**Instructions for the task**
Reply with one number: how many lines contain the word "houses".

Figure collection entries:
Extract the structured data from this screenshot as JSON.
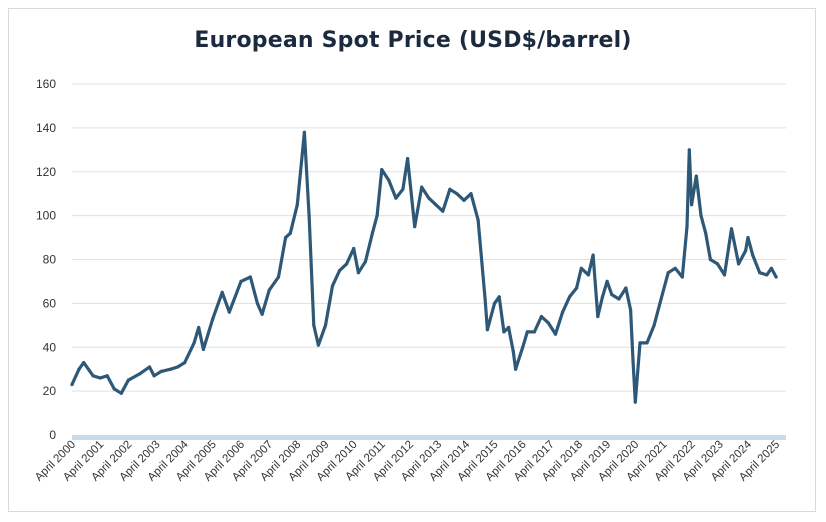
{
  "chart_data": {
    "type": "line",
    "title": "European Spot Price (USD$/barrel)",
    "xlabel": "",
    "ylabel": "",
    "ylim": [
      0,
      160
    ],
    "yticks": [
      0,
      20,
      40,
      60,
      80,
      100,
      120,
      140,
      160
    ],
    "grid": true,
    "legend": "none",
    "line_color": "#2e5877",
    "x_tick_labels": [
      "April 2000",
      "April 2001",
      "April 2002",
      "April 2003",
      "April 2004",
      "April 2005",
      "April 2006",
      "April 2007",
      "April 2008",
      "April 2009",
      "April 2010",
      "April 2011",
      "April 2012",
      "April 2013",
      "April 2014",
      "April 2015",
      "April 2016",
      "April 2017",
      "April 2018",
      "April 2019",
      "April 2020",
      "April 2021",
      "April 2022",
      "April 2023",
      "April 2024",
      "April 2025"
    ],
    "series": [
      {
        "x": [
          "2000-04",
          "2000-07",
          "2000-09",
          "2001-01",
          "2001-04",
          "2001-07",
          "2001-10",
          "2002-01",
          "2002-04",
          "2002-09",
          "2003-01",
          "2003-03",
          "2003-06",
          "2003-10",
          "2004-01",
          "2004-04",
          "2004-08",
          "2004-10",
          "2004-12",
          "2005-04",
          "2005-08",
          "2005-11",
          "2006-04",
          "2006-08",
          "2006-11",
          "2007-01",
          "2007-04",
          "2007-08",
          "2007-11",
          "2008-01",
          "2008-04",
          "2008-07",
          "2008-09",
          "2008-11",
          "2009-01",
          "2009-04",
          "2009-07",
          "2009-10",
          "2010-01",
          "2010-04",
          "2010-06",
          "2010-09",
          "2010-12",
          "2011-02",
          "2011-04",
          "2011-07",
          "2011-10",
          "2012-01",
          "2012-03",
          "2012-06",
          "2012-09",
          "2012-12",
          "2013-03",
          "2013-06",
          "2013-09",
          "2013-12",
          "2014-03",
          "2014-06",
          "2014-09",
          "2014-12",
          "2015-01",
          "2015-04",
          "2015-06",
          "2015-08",
          "2015-10",
          "2015-12",
          "2016-01",
          "2016-04",
          "2016-06",
          "2016-09",
          "2016-12",
          "2017-03",
          "2017-06",
          "2017-09",
          "2017-12",
          "2018-03",
          "2018-05",
          "2018-08",
          "2018-10",
          "2018-12",
          "2019-02",
          "2019-04",
          "2019-06",
          "2019-09",
          "2019-12",
          "2020-02",
          "2020-03",
          "2020-04",
          "2020-06",
          "2020-09",
          "2020-12",
          "2021-03",
          "2021-06",
          "2021-09",
          "2021-12",
          "2022-02",
          "2022-03",
          "2022-04",
          "2022-06",
          "2022-08",
          "2022-10",
          "2022-12",
          "2023-03",
          "2023-06",
          "2023-09",
          "2023-12",
          "2024-03",
          "2024-04",
          "2024-06",
          "2024-09",
          "2024-12",
          "2025-02",
          "2025-04"
        ],
        "values": [
          23,
          30,
          33,
          27,
          26,
          27,
          21,
          19,
          25,
          28,
          31,
          27,
          29,
          30,
          31,
          33,
          42,
          49,
          39,
          53,
          65,
          56,
          70,
          72,
          60,
          55,
          66,
          72,
          90,
          92,
          105,
          138,
          100,
          50,
          41,
          50,
          68,
          75,
          78,
          85,
          74,
          79,
          92,
          100,
          121,
          116,
          108,
          112,
          126,
          95,
          113,
          108,
          105,
          102,
          112,
          110,
          107,
          110,
          98,
          62,
          48,
          60,
          63,
          47,
          49,
          38,
          30,
          40,
          47,
          47,
          54,
          51,
          46,
          56,
          63,
          67,
          76,
          73,
          82,
          54,
          63,
          70,
          64,
          62,
          67,
          57,
          34,
          15,
          42,
          42,
          50,
          62,
          74,
          76,
          72,
          95,
          130,
          105,
          118,
          100,
          92,
          80,
          78,
          73,
          94,
          78,
          84,
          90,
          82,
          74,
          73,
          76,
          72
        ]
      }
    ]
  }
}
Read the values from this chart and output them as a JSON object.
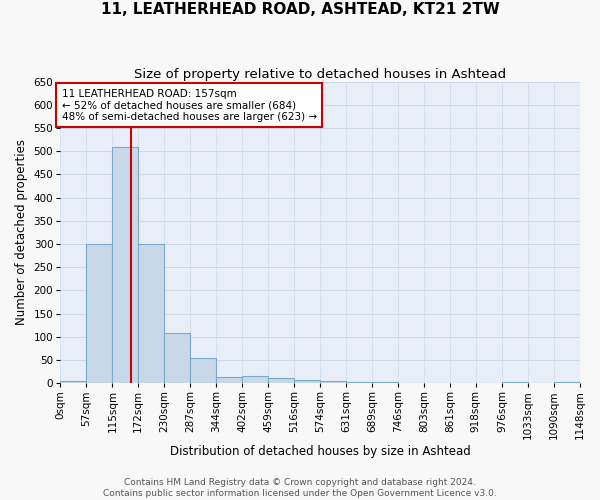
{
  "title": "11, LEATHERHEAD ROAD, ASHTEAD, KT21 2TW",
  "subtitle": "Size of property relative to detached houses in Ashtead",
  "xlabel": "Distribution of detached houses by size in Ashtead",
  "ylabel": "Number of detached properties",
  "bin_edges": [
    0,
    57,
    115,
    172,
    230,
    287,
    344,
    402,
    459,
    516,
    574,
    631,
    689,
    746,
    803,
    861,
    918,
    976,
    1033,
    1090,
    1148
  ],
  "bar_heights": [
    5,
    300,
    510,
    300,
    108,
    55,
    13,
    15,
    12,
    8,
    5,
    3,
    2,
    0,
    1,
    0,
    0,
    2,
    0,
    3
  ],
  "bar_color": "#c8d8e8",
  "bar_edgecolor": "#7aaac8",
  "bar_linewidth": 0.8,
  "grid_color": "#d0d8e8",
  "background_color": "#e8eef8",
  "fig_background_color": "#f8f8f8",
  "property_line_x": 157,
  "property_line_color": "#cc0000",
  "annotation_text": "11 LEATHERHEAD ROAD: 157sqm\n← 52% of detached houses are smaller (684)\n48% of semi-detached houses are larger (623) →",
  "annotation_box_color": "#ffffff",
  "annotation_box_edgecolor": "#cc0000",
  "ylim": [
    0,
    650
  ],
  "yticks": [
    0,
    50,
    100,
    150,
    200,
    250,
    300,
    350,
    400,
    450,
    500,
    550,
    600,
    650
  ],
  "tick_label_fontsize": 7.5,
  "title_fontsize": 11,
  "subtitle_fontsize": 9.5,
  "xlabel_fontsize": 8.5,
  "ylabel_fontsize": 8.5,
  "annotation_fontsize": 7.5,
  "footer_text": "Contains HM Land Registry data © Crown copyright and database right 2024.\nContains public sector information licensed under the Open Government Licence v3.0.",
  "footer_fontsize": 6.5
}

**Result of this task**
3